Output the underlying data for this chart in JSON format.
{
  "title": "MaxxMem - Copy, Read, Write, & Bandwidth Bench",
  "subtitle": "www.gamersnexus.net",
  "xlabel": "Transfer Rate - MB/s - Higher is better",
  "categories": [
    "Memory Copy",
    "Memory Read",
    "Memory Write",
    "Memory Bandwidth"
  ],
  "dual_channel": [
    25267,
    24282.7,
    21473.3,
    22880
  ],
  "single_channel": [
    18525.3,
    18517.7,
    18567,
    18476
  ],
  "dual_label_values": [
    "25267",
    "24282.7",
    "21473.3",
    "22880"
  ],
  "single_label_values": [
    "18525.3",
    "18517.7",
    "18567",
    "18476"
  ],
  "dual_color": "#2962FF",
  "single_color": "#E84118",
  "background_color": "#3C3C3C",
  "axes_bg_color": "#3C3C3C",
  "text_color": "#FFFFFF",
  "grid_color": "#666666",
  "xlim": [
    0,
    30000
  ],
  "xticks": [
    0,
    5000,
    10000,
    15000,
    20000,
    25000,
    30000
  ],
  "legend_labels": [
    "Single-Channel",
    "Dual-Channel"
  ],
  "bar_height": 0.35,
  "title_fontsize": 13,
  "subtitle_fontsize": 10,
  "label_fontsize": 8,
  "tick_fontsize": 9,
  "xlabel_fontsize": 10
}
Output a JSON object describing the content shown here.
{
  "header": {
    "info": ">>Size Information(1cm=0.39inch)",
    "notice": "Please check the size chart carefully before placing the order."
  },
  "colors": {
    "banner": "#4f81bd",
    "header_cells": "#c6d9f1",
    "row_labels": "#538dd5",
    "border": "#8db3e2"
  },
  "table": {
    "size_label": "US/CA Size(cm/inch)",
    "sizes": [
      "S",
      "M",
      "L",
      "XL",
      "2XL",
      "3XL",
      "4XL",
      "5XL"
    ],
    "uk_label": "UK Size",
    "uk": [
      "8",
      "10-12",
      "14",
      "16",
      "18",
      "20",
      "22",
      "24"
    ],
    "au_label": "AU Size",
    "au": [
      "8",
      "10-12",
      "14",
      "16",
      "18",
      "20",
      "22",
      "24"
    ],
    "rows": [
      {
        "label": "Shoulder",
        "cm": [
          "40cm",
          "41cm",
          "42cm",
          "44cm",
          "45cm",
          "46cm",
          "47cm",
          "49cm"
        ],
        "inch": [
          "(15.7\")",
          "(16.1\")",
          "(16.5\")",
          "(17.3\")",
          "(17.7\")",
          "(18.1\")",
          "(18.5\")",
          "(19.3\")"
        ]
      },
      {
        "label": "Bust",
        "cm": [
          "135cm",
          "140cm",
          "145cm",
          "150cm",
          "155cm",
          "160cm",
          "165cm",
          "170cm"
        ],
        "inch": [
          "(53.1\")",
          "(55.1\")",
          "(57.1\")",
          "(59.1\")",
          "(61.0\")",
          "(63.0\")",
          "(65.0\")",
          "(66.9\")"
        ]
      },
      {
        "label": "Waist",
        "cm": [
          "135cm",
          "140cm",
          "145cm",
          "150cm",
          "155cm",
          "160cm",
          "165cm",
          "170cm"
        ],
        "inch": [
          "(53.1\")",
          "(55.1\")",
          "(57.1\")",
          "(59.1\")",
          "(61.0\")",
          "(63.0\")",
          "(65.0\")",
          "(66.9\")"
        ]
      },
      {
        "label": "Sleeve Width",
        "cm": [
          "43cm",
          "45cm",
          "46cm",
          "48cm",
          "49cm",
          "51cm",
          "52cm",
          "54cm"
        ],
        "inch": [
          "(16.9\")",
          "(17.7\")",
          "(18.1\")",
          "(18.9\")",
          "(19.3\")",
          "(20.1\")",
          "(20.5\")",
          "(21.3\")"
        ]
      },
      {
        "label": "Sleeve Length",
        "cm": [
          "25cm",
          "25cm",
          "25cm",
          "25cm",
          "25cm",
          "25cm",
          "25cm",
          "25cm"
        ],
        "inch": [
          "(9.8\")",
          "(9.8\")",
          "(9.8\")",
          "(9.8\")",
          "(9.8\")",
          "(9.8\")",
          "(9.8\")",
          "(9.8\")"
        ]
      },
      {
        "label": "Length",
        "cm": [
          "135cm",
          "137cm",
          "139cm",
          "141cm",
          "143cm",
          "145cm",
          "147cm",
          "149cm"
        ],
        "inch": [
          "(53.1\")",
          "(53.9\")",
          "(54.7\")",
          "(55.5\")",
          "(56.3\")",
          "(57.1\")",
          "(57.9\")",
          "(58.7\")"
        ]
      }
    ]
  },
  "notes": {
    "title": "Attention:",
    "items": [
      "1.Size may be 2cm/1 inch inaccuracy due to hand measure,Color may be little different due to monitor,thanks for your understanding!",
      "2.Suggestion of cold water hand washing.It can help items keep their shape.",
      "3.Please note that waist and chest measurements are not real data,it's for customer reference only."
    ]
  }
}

====

List every line above that holds the word "Read".

**Task solution:**
  "title": "MaxxMem - Copy, Read, Write, & Bandwidth Bench",
    "Memory Read",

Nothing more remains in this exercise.